§ Given problem
Every record below should be printed exactly as given.

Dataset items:
** begin **

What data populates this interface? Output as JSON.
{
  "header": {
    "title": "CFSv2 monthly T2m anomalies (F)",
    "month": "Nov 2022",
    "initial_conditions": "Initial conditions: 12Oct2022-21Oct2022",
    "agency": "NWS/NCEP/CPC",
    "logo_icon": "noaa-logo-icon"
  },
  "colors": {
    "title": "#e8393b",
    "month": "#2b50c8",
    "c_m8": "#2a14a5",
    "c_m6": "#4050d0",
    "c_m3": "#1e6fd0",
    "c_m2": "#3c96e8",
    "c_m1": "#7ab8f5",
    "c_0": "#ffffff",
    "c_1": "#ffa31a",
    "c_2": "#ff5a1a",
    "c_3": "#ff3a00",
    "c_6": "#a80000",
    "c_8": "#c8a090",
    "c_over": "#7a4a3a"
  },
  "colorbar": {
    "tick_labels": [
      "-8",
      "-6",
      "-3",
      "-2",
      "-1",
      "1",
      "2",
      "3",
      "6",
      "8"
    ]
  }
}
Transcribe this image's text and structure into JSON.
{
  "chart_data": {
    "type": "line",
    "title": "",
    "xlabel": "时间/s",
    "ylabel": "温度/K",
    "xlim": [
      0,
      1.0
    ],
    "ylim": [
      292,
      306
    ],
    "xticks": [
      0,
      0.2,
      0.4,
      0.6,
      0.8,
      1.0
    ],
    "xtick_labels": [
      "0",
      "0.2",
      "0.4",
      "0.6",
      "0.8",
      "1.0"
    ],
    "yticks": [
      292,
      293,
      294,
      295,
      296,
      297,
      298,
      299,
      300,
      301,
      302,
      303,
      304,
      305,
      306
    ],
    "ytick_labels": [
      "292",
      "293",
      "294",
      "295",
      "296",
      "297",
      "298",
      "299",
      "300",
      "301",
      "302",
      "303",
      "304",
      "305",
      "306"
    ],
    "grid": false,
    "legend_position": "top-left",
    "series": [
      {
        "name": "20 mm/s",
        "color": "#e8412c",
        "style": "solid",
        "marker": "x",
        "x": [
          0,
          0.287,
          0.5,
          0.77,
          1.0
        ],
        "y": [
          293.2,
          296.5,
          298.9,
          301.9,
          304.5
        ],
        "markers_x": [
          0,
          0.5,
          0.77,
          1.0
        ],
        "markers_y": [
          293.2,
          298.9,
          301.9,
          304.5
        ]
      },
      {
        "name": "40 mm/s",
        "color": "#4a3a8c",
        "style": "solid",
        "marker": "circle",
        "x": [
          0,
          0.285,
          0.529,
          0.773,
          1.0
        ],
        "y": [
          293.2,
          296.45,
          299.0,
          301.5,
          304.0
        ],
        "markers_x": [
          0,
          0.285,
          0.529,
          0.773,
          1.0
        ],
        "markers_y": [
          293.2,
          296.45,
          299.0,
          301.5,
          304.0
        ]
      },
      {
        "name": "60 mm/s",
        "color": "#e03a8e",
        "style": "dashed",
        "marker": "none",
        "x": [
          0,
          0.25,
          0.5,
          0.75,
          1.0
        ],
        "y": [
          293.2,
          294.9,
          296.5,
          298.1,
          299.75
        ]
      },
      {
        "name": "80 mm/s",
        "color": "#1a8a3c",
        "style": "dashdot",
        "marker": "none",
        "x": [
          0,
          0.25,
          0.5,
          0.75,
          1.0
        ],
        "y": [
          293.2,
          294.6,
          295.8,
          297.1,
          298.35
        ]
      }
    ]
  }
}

** end **

§ Result of the exercise
What data populates this interface? Output as JSON.
{
  "header": {
    "title": "CFSv2 monthly T2m anomalies (F)",
    "month": "Nov 2022",
    "initial_conditions": "Initial conditions: 12Oct2022-21Oct2022",
    "agency": "NWS/NCEP/CPC",
    "logo_icon": "noaa-logo-icon"
  },
  "colors": {
    "title": "#e8393b",
    "month": "#2b50c8",
    "c_m8": "#2a14a5",
    "c_m6": "#4050d0",
    "c_m3": "#1e6fd0",
    "c_m2": "#3c96e8",
    "c_m1": "#7ab8f5",
    "c_0": "#ffffff",
    "c_1": "#ffa31a",
    "c_2": "#ff5a1a",
    "c_3": "#ff3a00",
    "c_6": "#a80000",
    "c_8": "#c8a090",
    "c_over": "#7a4a3a"
  },
  "colorbar": {
    "tick_labels": [
      "-8",
      "-6",
      "-3",
      "-2",
      "-1",
      "1",
      "2",
      "3",
      "6",
      "8"
    ]
  }
}
Transcribe this image's text and structure into JSON.
{
  "chart_data": {
    "type": "line",
    "title": "",
    "xlabel": "时间/s",
    "ylabel": "温度/K",
    "xlim": [
      0,
      1.0
    ],
    "ylim": [
      292,
      306
    ],
    "xticks": [
      0,
      0.2,
      0.4,
      0.6,
      0.8,
      1.0
    ],
    "xtick_labels": [
      "0",
      "0.2",
      "0.4",
      "0.6",
      "0.8",
      "1.0"
    ],
    "yticks": [
      292,
      293,
      294,
      295,
      296,
      297,
      298,
      299,
      300,
      301,
      302,
      303,
      304,
      305,
      306
    ],
    "ytick_labels": [
      "292",
      "293",
      "294",
      "295",
      "296",
      "297",
      "298",
      "299",
      "300",
      "301",
      "302",
      "303",
      "304",
      "305",
      "306"
    ],
    "grid": false,
    "legend_position": "top-left",
    "series": [
      {
        "name": "20 mm/s",
        "color": "#e8412c",
        "style": "solid",
        "marker": "x",
        "x": [
          0,
          0.287,
          0.5,
          0.77,
          1.0
        ],
        "y": [
          293.2,
          296.5,
          298.9,
          301.9,
          304.5
        ],
        "markers_x": [
          0,
          0.5,
          0.77,
          1.0
        ],
        "markers_y": [
          293.2,
          298.9,
          301.9,
          304.5
        ]
      },
      {
        "name": "40 mm/s",
        "color": "#4a3a8c",
        "style": "solid",
        "marker": "circle",
        "x": [
          0,
          0.285,
          0.529,
          0.773,
          1.0
        ],
        "y": [
          293.2,
          296.45,
          299.0,
          301.5,
          304.0
        ],
        "markers_x": [
          0,
          0.285,
          0.529,
          0.773,
          1.0
        ],
        "markers_y": [
          293.2,
          296.45,
          299.0,
          301.5,
          304.0
        ]
      },
      {
        "name": "60 mm/s",
        "color": "#e03a8e",
        "style": "dashed",
        "marker": "none",
        "x": [
          0,
          0.25,
          0.5,
          0.75,
          1.0
        ],
        "y": [
          293.2,
          294.9,
          296.5,
          298.1,
          299.75
        ]
      },
      {
        "name": "80 mm/s",
        "color": "#1a8a3c",
        "style": "dashdot",
        "marker": "none",
        "x": [
          0,
          0.25,
          0.5,
          0.75,
          1.0
        ],
        "y": [
          293.2,
          294.6,
          295.8,
          297.1,
          298.35
        ]
      }
    ]
  }
}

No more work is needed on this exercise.